>> START

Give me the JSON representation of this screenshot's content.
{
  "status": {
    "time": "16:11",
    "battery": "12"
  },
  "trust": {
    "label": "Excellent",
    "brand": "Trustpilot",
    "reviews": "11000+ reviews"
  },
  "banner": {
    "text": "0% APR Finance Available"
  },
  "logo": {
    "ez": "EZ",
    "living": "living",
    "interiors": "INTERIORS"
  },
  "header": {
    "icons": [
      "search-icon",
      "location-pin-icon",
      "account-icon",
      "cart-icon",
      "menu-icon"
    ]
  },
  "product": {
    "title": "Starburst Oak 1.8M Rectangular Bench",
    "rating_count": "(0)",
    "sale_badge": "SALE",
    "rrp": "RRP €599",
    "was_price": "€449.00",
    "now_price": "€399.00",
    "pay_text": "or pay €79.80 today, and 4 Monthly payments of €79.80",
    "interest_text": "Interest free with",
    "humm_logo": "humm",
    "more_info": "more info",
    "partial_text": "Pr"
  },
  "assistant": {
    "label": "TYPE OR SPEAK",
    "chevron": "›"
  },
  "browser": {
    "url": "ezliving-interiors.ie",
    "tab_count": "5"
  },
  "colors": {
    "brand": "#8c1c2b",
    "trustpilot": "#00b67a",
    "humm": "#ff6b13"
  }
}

>> END

_Work to complete_: Gather up every line in the data above that contains the word "label", copying each one.

_Output_:
    "label": "Excellent",
    "label": "TYPE OR SPEAK",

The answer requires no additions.